DATASET RECORDS:
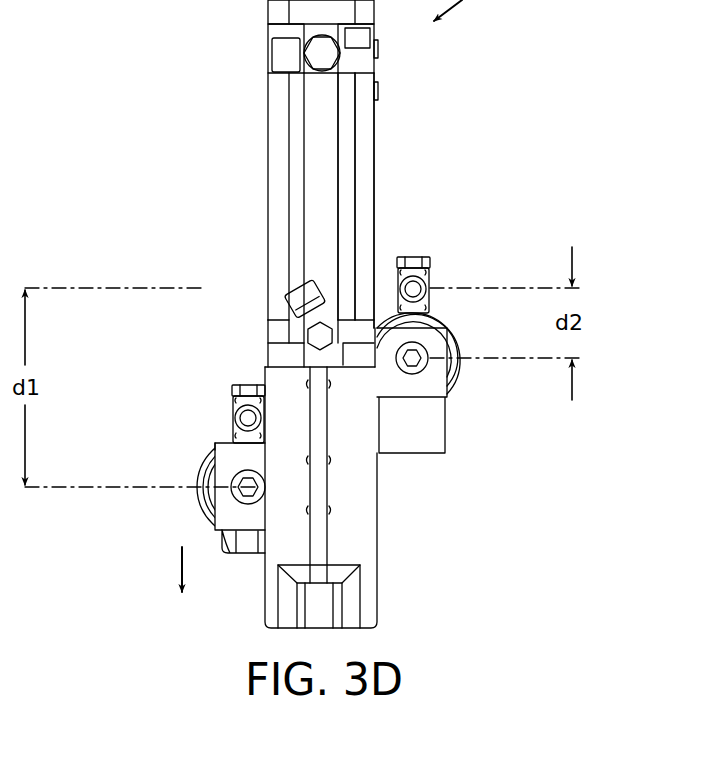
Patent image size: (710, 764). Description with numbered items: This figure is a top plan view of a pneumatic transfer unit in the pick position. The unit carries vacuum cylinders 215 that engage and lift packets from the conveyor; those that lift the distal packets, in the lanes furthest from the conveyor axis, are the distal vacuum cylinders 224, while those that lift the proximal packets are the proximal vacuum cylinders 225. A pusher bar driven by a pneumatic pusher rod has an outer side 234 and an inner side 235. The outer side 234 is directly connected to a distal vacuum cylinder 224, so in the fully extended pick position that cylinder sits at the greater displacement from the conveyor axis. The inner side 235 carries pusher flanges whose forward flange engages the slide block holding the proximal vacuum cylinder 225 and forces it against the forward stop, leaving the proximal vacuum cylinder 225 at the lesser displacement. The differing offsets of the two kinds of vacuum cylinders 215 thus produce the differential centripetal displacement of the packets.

The outer side 234 is at (246, 160).
The inner side 235 is at (394, 163).
The vacuum cylinder 215 is at (196, 470).
The distal vacuum cylinder 224 is at (186, 511).
The proximal vacuum cylinder 225 is at (470, 400).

WHAT THE TASK REQUIRES: Return all of the rows above word for word, leaving out the pictures.

FINAL ANSWER:
Patent image size: (710, 764). Description with numbered items: This figure is a top plan view of a pneumatic transfer unit in the pick position. The unit carries vacuum cylinders 215 that engage and lift packets from the conveyor; those that lift the distal packets, in the lanes furthest from the conveyor axis, are the distal vacuum cylinders 224, while those that lift the proximal packets are the proximal vacuum cylinders 225. A pusher bar driven by a pneumatic pusher rod has an outer side 234 and an inner side 235. The outer side 234 is directly connected to a distal vacuum cylinder 224, so in the fully extended pick position that cylinder sits at the greater displacement from the conveyor axis. The inner side 235 carries pusher flanges whose forward flange engages the slide block holding the proximal vacuum cylinder 225 and forces it against the forward stop, leaving the proximal vacuum cylinder 225 at the lesser displacement. The differing offsets of the two kinds of vacuum cylinders 215 thus produce the differential centripetal displacement of the packets.

The outer side 234 is at (246, 160).
The inner side 235 is at (394, 163).
The vacuum cylinder 215 is at (196, 470).
The distal vacuum cylinder 224 is at (186, 511).
The proximal vacuum cylinder 225 is at (470, 400).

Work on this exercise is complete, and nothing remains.